## BEGIN
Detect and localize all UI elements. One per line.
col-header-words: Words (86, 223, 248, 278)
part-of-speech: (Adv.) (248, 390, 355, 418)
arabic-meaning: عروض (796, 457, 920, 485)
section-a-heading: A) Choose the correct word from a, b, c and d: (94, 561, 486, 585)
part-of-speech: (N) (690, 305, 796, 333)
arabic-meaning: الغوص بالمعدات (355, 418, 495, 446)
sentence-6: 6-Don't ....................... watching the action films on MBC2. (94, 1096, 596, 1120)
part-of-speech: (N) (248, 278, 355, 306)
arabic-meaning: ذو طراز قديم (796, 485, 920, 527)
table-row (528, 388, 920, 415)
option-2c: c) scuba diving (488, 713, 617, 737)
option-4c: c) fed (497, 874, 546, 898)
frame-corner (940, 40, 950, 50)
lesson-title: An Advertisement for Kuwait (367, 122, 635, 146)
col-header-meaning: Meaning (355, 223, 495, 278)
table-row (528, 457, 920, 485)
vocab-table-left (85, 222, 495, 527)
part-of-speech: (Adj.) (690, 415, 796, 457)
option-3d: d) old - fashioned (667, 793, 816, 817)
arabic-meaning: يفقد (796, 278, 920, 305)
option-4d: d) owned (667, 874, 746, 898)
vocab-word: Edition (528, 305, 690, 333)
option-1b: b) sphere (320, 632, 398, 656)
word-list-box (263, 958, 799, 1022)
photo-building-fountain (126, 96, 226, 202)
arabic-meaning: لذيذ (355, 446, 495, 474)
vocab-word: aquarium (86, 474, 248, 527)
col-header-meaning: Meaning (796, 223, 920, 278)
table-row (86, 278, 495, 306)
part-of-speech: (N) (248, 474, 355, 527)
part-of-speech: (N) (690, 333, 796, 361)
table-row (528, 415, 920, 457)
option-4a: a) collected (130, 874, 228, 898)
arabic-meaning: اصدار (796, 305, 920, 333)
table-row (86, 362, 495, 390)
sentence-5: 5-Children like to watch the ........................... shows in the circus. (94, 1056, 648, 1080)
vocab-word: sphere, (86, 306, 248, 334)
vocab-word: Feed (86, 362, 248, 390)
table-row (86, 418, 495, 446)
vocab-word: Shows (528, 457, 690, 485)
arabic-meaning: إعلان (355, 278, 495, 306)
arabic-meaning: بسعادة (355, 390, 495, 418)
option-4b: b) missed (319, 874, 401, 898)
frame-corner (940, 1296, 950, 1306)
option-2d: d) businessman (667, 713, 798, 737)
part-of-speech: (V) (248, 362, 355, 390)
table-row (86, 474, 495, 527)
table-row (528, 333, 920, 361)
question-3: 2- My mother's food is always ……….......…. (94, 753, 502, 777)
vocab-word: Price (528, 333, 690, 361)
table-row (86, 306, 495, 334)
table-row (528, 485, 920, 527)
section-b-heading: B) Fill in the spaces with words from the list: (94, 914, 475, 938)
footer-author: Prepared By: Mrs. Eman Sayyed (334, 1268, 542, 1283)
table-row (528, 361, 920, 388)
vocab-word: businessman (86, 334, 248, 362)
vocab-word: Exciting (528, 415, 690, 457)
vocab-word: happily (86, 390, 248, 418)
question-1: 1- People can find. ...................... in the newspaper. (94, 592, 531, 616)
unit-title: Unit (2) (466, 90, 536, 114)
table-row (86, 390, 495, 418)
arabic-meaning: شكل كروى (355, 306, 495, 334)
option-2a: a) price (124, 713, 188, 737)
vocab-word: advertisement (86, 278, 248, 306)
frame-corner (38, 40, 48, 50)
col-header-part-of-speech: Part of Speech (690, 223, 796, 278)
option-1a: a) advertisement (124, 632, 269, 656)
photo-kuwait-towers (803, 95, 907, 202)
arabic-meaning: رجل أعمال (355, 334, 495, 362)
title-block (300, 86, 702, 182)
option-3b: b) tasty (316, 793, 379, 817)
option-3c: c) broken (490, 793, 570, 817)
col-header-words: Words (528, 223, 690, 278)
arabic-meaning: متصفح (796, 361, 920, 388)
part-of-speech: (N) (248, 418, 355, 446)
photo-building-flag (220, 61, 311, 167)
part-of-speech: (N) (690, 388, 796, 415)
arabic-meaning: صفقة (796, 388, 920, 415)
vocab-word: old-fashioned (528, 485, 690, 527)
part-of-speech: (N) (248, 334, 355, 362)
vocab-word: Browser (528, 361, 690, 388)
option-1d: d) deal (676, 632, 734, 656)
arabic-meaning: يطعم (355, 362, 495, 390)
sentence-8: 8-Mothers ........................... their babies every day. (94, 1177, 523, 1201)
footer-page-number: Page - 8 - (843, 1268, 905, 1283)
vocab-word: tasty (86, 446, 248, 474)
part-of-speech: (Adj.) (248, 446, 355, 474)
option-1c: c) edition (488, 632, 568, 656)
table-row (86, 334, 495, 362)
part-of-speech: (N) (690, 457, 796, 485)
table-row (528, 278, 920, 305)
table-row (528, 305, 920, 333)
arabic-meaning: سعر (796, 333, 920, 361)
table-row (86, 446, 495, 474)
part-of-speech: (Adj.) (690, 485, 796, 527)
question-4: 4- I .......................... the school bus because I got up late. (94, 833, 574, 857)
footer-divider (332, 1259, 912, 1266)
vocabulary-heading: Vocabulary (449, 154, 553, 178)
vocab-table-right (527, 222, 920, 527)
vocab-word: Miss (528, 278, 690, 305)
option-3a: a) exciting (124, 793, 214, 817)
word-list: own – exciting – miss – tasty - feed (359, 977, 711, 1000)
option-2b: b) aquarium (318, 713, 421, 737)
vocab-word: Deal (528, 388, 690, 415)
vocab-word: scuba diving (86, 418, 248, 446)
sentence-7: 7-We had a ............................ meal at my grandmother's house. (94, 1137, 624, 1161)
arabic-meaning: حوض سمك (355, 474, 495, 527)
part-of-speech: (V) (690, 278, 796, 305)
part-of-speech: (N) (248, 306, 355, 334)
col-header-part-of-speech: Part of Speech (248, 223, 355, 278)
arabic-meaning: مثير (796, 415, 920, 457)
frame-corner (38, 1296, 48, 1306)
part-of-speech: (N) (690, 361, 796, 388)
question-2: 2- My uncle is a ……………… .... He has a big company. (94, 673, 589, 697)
## END
● **Instructions to follow**:
Convert the listing above, from its first line through the line containing "part-of-speech: (N) (248, 278, 355, 306)", into a JSON list of strings, one string per line, with blank lines omitted.

● **Result below**:
[
  "Detect and localize all UI elements. One per line.",
  "col-header-words: Words (86, 223, 248, 278)",
  "part-of-speech: (Adv.) (248, 390, 355, 418)",
  "arabic-meaning: عروض (796, 457, 920, 485)",
  "section-a-heading: A) Choose the correct word from a, b, c and d: (94, 561, 486, 585)",
  "part-of-speech: (N) (690, 305, 796, 333)",
  "arabic-meaning: الغوص بالمعدات (355, 418, 495, 446)",
  "sentence-6: 6-Don't ....................... watching the action films on MBC2. (94, 1096, 596, 1120)",
  "part-of-speech: (N) (248, 278, 355, 306)"
]